WORK TO BE COMPLETED:
Print the data exactly as it is given, please.

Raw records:
* Start *
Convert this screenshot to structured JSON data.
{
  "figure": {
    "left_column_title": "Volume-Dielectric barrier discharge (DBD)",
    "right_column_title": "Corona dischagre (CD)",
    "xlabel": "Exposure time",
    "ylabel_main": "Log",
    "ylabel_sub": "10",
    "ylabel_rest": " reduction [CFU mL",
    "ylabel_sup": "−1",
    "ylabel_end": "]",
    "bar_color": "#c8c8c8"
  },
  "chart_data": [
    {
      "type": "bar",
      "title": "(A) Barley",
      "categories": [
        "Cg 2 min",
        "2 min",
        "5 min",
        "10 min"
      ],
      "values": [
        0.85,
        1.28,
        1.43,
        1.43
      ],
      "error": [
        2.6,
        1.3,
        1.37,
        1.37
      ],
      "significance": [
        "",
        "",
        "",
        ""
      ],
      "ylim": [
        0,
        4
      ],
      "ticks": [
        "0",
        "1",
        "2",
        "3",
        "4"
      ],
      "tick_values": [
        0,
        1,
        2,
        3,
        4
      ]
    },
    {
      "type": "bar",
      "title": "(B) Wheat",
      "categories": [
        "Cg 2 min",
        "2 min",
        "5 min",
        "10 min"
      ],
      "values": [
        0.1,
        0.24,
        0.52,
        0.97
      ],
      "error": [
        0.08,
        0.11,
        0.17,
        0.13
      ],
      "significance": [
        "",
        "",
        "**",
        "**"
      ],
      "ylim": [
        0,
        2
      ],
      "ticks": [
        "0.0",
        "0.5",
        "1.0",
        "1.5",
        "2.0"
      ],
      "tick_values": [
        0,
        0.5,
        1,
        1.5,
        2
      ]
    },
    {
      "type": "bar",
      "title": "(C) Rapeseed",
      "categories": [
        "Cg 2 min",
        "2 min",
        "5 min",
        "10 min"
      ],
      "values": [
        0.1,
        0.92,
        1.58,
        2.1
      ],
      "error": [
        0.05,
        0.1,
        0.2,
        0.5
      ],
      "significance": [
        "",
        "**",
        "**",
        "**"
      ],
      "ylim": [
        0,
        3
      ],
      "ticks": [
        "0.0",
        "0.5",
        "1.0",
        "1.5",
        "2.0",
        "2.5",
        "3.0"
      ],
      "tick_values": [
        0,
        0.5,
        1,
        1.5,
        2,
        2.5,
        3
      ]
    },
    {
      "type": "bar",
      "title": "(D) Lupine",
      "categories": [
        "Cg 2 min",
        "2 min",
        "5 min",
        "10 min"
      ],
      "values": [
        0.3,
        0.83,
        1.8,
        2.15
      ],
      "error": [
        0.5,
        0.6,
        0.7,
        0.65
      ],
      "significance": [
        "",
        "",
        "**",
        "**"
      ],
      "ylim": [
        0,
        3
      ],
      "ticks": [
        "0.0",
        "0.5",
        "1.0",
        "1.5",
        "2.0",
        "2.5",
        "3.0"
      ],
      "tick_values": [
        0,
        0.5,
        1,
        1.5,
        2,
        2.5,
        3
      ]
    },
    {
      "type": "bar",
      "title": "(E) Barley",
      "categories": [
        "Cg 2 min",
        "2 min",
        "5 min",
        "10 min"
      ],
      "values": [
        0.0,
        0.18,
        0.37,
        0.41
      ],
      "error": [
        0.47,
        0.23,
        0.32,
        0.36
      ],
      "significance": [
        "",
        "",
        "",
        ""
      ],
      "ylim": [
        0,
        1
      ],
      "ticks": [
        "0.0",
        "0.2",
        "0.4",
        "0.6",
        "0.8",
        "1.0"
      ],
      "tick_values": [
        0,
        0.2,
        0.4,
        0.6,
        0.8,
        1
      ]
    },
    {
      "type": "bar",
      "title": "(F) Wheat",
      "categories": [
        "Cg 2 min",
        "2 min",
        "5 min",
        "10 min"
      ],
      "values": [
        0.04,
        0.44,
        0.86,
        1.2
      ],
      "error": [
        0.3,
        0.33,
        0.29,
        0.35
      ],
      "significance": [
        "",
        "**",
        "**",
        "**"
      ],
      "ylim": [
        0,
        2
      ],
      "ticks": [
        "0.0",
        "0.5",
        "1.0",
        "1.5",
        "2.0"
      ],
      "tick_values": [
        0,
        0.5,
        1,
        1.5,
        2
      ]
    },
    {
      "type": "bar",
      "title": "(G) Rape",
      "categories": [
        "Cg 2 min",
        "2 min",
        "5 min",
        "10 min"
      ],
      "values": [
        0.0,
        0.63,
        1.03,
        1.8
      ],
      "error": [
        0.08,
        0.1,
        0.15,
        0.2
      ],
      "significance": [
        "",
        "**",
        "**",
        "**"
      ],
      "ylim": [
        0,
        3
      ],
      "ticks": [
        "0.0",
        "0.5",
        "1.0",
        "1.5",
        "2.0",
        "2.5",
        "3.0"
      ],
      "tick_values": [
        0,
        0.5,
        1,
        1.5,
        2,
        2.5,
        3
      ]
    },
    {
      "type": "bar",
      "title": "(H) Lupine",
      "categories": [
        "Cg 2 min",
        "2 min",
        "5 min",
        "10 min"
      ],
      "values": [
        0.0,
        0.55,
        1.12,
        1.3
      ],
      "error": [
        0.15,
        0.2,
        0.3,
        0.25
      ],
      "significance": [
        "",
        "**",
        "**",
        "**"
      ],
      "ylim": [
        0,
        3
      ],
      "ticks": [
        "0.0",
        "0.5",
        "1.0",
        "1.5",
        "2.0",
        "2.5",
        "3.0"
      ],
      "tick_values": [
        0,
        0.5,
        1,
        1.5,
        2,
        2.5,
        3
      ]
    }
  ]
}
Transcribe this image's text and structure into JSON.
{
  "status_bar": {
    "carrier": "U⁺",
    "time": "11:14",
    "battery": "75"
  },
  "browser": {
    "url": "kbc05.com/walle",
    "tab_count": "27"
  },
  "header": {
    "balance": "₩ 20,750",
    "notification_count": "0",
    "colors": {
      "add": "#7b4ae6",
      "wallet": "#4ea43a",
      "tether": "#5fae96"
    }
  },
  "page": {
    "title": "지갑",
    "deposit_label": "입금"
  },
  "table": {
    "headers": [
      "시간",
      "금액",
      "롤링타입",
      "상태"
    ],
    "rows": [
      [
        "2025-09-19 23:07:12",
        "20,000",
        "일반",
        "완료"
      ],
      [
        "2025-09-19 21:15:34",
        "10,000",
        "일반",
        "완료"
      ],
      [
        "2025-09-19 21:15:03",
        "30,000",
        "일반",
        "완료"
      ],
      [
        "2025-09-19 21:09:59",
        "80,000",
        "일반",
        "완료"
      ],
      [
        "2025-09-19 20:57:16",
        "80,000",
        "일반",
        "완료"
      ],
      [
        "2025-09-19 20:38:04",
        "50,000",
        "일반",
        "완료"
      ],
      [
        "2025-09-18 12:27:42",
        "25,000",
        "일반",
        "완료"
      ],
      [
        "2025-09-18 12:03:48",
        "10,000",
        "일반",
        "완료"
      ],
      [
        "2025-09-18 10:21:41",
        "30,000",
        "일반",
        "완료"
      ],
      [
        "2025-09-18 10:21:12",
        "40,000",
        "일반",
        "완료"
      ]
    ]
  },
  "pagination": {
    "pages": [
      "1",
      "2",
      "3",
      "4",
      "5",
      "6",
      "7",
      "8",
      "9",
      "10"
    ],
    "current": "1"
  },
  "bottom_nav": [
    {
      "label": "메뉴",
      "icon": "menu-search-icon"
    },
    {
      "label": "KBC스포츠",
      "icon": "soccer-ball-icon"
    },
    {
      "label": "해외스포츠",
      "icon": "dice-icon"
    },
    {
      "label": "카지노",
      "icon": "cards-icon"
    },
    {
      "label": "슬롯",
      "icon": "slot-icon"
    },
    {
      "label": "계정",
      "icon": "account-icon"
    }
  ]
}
* End *
RESULT:
Convert this screenshot to structured JSON data.
{
  "figure": {
    "left_column_title": "Volume-Dielectric barrier discharge (DBD)",
    "right_column_title": "Corona dischagre (CD)",
    "xlabel": "Exposure time",
    "ylabel_main": "Log",
    "ylabel_sub": "10",
    "ylabel_rest": " reduction [CFU mL",
    "ylabel_sup": "−1",
    "ylabel_end": "]",
    "bar_color": "#c8c8c8"
  },
  "chart_data": [
    {
      "type": "bar",
      "title": "(A) Barley",
      "categories": [
        "Cg 2 min",
        "2 min",
        "5 min",
        "10 min"
      ],
      "values": [
        0.85,
        1.28,
        1.43,
        1.43
      ],
      "error": [
        2.6,
        1.3,
        1.37,
        1.37
      ],
      "significance": [
        "",
        "",
        "",
        ""
      ],
      "ylim": [
        0,
        4
      ],
      "ticks": [
        "0",
        "1",
        "2",
        "3",
        "4"
      ],
      "tick_values": [
        0,
        1,
        2,
        3,
        4
      ]
    },
    {
      "type": "bar",
      "title": "(B) Wheat",
      "categories": [
        "Cg 2 min",
        "2 min",
        "5 min",
        "10 min"
      ],
      "values": [
        0.1,
        0.24,
        0.52,
        0.97
      ],
      "error": [
        0.08,
        0.11,
        0.17,
        0.13
      ],
      "significance": [
        "",
        "",
        "**",
        "**"
      ],
      "ylim": [
        0,
        2
      ],
      "ticks": [
        "0.0",
        "0.5",
        "1.0",
        "1.5",
        "2.0"
      ],
      "tick_values": [
        0,
        0.5,
        1,
        1.5,
        2
      ]
    },
    {
      "type": "bar",
      "title": "(C) Rapeseed",
      "categories": [
        "Cg 2 min",
        "2 min",
        "5 min",
        "10 min"
      ],
      "values": [
        0.1,
        0.92,
        1.58,
        2.1
      ],
      "error": [
        0.05,
        0.1,
        0.2,
        0.5
      ],
      "significance": [
        "",
        "**",
        "**",
        "**"
      ],
      "ylim": [
        0,
        3
      ],
      "ticks": [
        "0.0",
        "0.5",
        "1.0",
        "1.5",
        "2.0",
        "2.5",
        "3.0"
      ],
      "tick_values": [
        0,
        0.5,
        1,
        1.5,
        2,
        2.5,
        3
      ]
    },
    {
      "type": "bar",
      "title": "(D) Lupine",
      "categories": [
        "Cg 2 min",
        "2 min",
        "5 min",
        "10 min"
      ],
      "values": [
        0.3,
        0.83,
        1.8,
        2.15
      ],
      "error": [
        0.5,
        0.6,
        0.7,
        0.65
      ],
      "significance": [
        "",
        "",
        "**",
        "**"
      ],
      "ylim": [
        0,
        3
      ],
      "ticks": [
        "0.0",
        "0.5",
        "1.0",
        "1.5",
        "2.0",
        "2.5",
        "3.0"
      ],
      "tick_values": [
        0,
        0.5,
        1,
        1.5,
        2,
        2.5,
        3
      ]
    },
    {
      "type": "bar",
      "title": "(E) Barley",
      "categories": [
        "Cg 2 min",
        "2 min",
        "5 min",
        "10 min"
      ],
      "values": [
        0.0,
        0.18,
        0.37,
        0.41
      ],
      "error": [
        0.47,
        0.23,
        0.32,
        0.36
      ],
      "significance": [
        "",
        "",
        "",
        ""
      ],
      "ylim": [
        0,
        1
      ],
      "ticks": [
        "0.0",
        "0.2",
        "0.4",
        "0.6",
        "0.8",
        "1.0"
      ],
      "tick_values": [
        0,
        0.2,
        0.4,
        0.6,
        0.8,
        1
      ]
    },
    {
      "type": "bar",
      "title": "(F) Wheat",
      "categories": [
        "Cg 2 min",
        "2 min",
        "5 min",
        "10 min"
      ],
      "values": [
        0.04,
        0.44,
        0.86,
        1.2
      ],
      "error": [
        0.3,
        0.33,
        0.29,
        0.35
      ],
      "significance": [
        "",
        "**",
        "**",
        "**"
      ],
      "ylim": [
        0,
        2
      ],
      "ticks": [
        "0.0",
        "0.5",
        "1.0",
        "1.5",
        "2.0"
      ],
      "tick_values": [
        0,
        0.5,
        1,
        1.5,
        2
      ]
    },
    {
      "type": "bar",
      "title": "(G) Rape",
      "categories": [
        "Cg 2 min",
        "2 min",
        "5 min",
        "10 min"
      ],
      "values": [
        0.0,
        0.63,
        1.03,
        1.8
      ],
      "error": [
        0.08,
        0.1,
        0.15,
        0.2
      ],
      "significance": [
        "",
        "**",
        "**",
        "**"
      ],
      "ylim": [
        0,
        3
      ],
      "ticks": [
        "0.0",
        "0.5",
        "1.0",
        "1.5",
        "2.0",
        "2.5",
        "3.0"
      ],
      "tick_values": [
        0,
        0.5,
        1,
        1.5,
        2,
        2.5,
        3
      ]
    },
    {
      "type": "bar",
      "title": "(H) Lupine",
      "categories": [
        "Cg 2 min",
        "2 min",
        "5 min",
        "10 min"
      ],
      "values": [
        0.0,
        0.55,
        1.12,
        1.3
      ],
      "error": [
        0.15,
        0.2,
        0.3,
        0.25
      ],
      "significance": [
        "",
        "**",
        "**",
        "**"
      ],
      "ylim": [
        0,
        3
      ],
      "ticks": [
        "0.0",
        "0.5",
        "1.0",
        "1.5",
        "2.0",
        "2.5",
        "3.0"
      ],
      "tick_values": [
        0,
        0.5,
        1,
        1.5,
        2,
        2.5,
        3
      ]
    }
  ]
}
Transcribe this image's text and structure into JSON.
{
  "status_bar": {
    "carrier": "U⁺",
    "time": "11:14",
    "battery": "75"
  },
  "browser": {
    "url": "kbc05.com/walle",
    "tab_count": "27"
  },
  "header": {
    "balance": "₩ 20,750",
    "notification_count": "0",
    "colors": {
      "add": "#7b4ae6",
      "wallet": "#4ea43a",
      "tether": "#5fae96"
    }
  },
  "page": {
    "title": "지갑",
    "deposit_label": "입금"
  },
  "table": {
    "headers": [
      "시간",
      "금액",
      "롤링타입",
      "상태"
    ],
    "rows": [
      [
        "2025-09-19 23:07:12",
        "20,000",
        "일반",
        "완료"
      ],
      [
        "2025-09-19 21:15:34",
        "10,000",
        "일반",
        "완료"
      ],
      [
        "2025-09-19 21:15:03",
        "30,000",
        "일반",
        "완료"
      ],
      [
        "2025-09-19 21:09:59",
        "80,000",
        "일반",
        "완료"
      ],
      [
        "2025-09-19 20:57:16",
        "80,000",
        "일반",
        "완료"
      ],
      [
        "2025-09-19 20:38:04",
        "50,000",
        "일반",
        "완료"
      ],
      [
        "2025-09-18 12:27:42",
        "25,000",
        "일반",
        "완료"
      ],
      [
        "2025-09-18 12:03:48",
        "10,000",
        "일반",
        "완료"
      ],
      [
        "2025-09-18 10:21:41",
        "30,000",
        "일반",
        "완료"
      ],
      [
        "2025-09-18 10:21:12",
        "40,000",
        "일반",
        "완료"
      ]
    ]
  },
  "pagination": {
    "pages": [
      "1",
      "2",
      "3",
      "4",
      "5",
      "6",
      "7",
      "8",
      "9",
      "10"
    ],
    "current": "1"
  },
  "bottom_nav": [
    {
      "label": "메뉴",
      "icon": "menu-search-icon"
    },
    {
      "label": "KBC스포츠",
      "icon": "soccer-ball-icon"
    },
    {
      "label": "해외스포츠",
      "icon": "dice-icon"
    },
    {
      "label": "카지노",
      "icon": "cards-icon"
    },
    {
      "label": "슬롯",
      "icon": "slot-icon"
    },
    {
      "label": "계정",
      "icon": "account-icon"
    }
  ]
}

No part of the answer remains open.